- Input rows
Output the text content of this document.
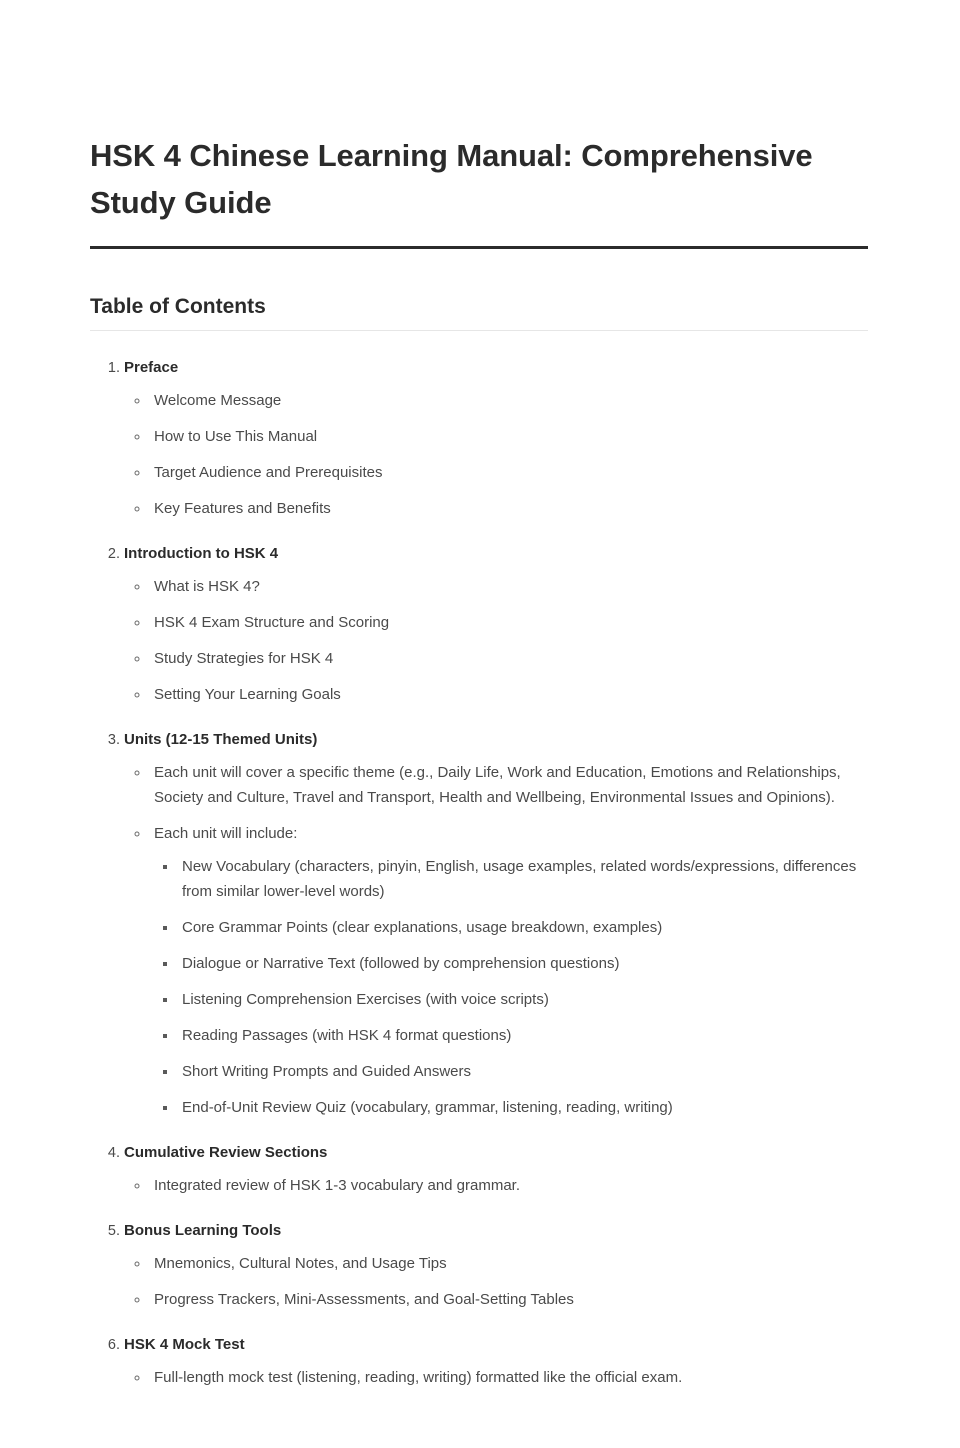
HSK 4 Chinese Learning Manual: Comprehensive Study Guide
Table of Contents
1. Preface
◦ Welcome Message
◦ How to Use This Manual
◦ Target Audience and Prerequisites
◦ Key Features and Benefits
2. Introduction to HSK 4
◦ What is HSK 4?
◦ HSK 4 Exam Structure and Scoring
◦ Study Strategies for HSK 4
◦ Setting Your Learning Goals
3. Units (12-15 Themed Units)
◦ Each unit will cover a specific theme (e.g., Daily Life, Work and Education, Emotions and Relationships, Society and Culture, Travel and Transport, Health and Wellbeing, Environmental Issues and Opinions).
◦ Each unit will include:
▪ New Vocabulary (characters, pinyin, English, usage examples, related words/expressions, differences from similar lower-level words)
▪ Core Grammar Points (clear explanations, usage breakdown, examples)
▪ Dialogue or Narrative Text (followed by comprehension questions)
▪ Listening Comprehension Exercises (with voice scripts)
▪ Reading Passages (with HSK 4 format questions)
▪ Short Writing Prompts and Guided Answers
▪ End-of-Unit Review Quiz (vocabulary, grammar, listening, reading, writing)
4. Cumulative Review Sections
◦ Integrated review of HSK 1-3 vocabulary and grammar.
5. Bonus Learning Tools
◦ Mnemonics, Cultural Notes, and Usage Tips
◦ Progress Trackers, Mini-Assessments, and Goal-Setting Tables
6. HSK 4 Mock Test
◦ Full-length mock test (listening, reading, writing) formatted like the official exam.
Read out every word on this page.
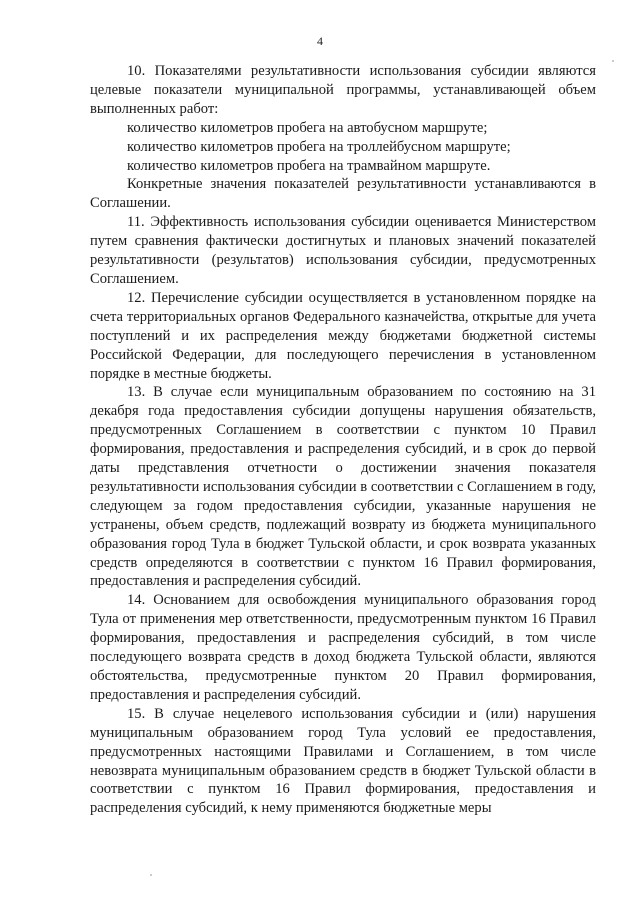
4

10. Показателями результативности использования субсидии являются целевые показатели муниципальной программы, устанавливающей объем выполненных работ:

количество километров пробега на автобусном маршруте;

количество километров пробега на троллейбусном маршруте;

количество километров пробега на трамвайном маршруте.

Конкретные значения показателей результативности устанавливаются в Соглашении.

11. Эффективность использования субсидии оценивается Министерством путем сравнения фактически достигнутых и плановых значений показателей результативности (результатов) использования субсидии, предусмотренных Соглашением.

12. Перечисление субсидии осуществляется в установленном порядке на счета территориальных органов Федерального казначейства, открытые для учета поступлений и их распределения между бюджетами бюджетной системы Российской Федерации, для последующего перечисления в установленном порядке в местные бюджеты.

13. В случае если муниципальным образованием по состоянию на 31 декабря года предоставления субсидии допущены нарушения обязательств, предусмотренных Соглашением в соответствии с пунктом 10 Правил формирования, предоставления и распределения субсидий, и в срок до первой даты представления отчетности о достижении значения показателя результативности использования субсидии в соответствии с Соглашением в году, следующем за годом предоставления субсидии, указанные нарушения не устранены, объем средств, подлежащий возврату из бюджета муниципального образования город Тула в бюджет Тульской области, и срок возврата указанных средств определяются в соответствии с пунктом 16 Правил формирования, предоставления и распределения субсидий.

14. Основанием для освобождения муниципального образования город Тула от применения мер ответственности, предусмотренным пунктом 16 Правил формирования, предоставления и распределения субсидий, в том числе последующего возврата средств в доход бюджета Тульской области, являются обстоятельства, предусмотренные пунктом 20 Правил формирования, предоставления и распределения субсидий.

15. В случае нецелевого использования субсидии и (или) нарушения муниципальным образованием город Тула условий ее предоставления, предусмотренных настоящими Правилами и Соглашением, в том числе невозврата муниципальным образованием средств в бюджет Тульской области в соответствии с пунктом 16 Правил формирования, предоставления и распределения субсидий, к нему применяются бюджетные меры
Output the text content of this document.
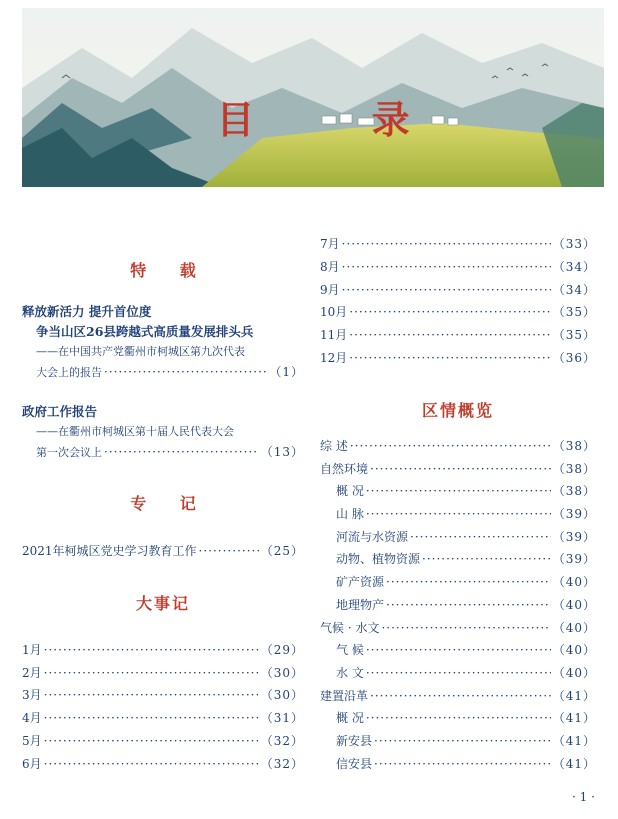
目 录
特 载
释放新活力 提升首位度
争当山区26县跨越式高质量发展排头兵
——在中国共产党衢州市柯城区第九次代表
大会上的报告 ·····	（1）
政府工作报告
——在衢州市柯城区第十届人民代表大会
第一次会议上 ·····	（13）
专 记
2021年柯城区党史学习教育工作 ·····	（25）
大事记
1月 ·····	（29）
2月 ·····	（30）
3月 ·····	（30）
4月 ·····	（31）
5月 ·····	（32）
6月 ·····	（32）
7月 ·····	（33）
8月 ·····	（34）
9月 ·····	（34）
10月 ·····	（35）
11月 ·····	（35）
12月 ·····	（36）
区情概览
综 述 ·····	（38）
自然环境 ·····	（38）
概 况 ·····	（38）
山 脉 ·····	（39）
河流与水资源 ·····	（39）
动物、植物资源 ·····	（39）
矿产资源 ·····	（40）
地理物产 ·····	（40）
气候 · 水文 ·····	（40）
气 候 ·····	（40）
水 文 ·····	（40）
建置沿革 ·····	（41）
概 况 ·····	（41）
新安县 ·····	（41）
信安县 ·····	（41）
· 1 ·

--

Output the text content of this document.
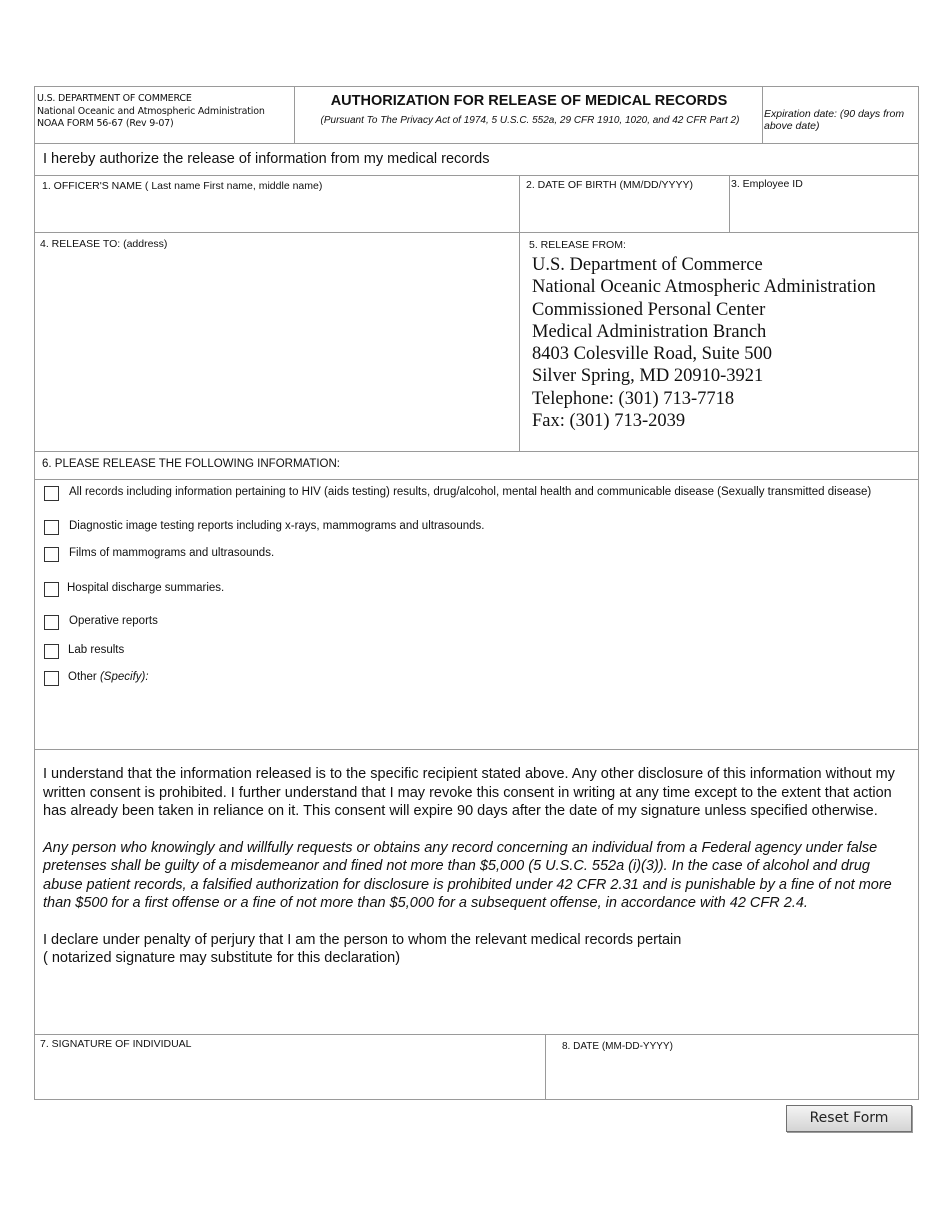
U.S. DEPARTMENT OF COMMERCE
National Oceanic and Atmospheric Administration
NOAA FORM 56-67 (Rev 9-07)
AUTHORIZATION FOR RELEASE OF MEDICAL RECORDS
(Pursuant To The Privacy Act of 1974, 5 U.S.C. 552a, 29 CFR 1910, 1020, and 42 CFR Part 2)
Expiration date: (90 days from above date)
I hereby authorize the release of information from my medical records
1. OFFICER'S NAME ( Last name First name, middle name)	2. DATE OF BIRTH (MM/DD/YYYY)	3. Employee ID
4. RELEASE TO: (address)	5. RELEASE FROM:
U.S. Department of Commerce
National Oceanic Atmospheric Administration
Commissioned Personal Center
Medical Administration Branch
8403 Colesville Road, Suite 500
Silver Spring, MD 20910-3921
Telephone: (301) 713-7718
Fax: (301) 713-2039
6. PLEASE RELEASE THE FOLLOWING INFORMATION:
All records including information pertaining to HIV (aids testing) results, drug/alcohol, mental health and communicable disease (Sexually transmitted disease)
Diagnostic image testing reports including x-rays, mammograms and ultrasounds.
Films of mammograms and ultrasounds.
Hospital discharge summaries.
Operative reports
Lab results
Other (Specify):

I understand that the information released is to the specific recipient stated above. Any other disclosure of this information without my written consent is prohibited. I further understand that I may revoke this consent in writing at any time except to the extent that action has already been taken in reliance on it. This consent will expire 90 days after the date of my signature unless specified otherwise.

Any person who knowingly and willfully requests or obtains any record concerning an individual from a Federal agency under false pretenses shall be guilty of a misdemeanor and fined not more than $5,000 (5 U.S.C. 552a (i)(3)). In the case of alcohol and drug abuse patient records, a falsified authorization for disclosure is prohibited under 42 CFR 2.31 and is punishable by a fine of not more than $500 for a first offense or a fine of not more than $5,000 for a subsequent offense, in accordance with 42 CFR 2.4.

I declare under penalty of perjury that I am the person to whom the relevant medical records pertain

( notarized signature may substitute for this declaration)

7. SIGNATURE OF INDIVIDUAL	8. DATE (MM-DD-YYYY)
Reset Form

- Written problem
Pull every line containing the word "above" out of the material and copy it.

- Answer to this task
Expiration date: (90 days from above date)
I understand that the information released is to the specific recipient stated above. Any other disclosure of this information without my written consent is prohibited. I further understand that I may revoke this consent in writing at any time except to the extent that action has already been taken in reliance on it. This consent will expire 90 days after the date of my signature unless specified otherwise.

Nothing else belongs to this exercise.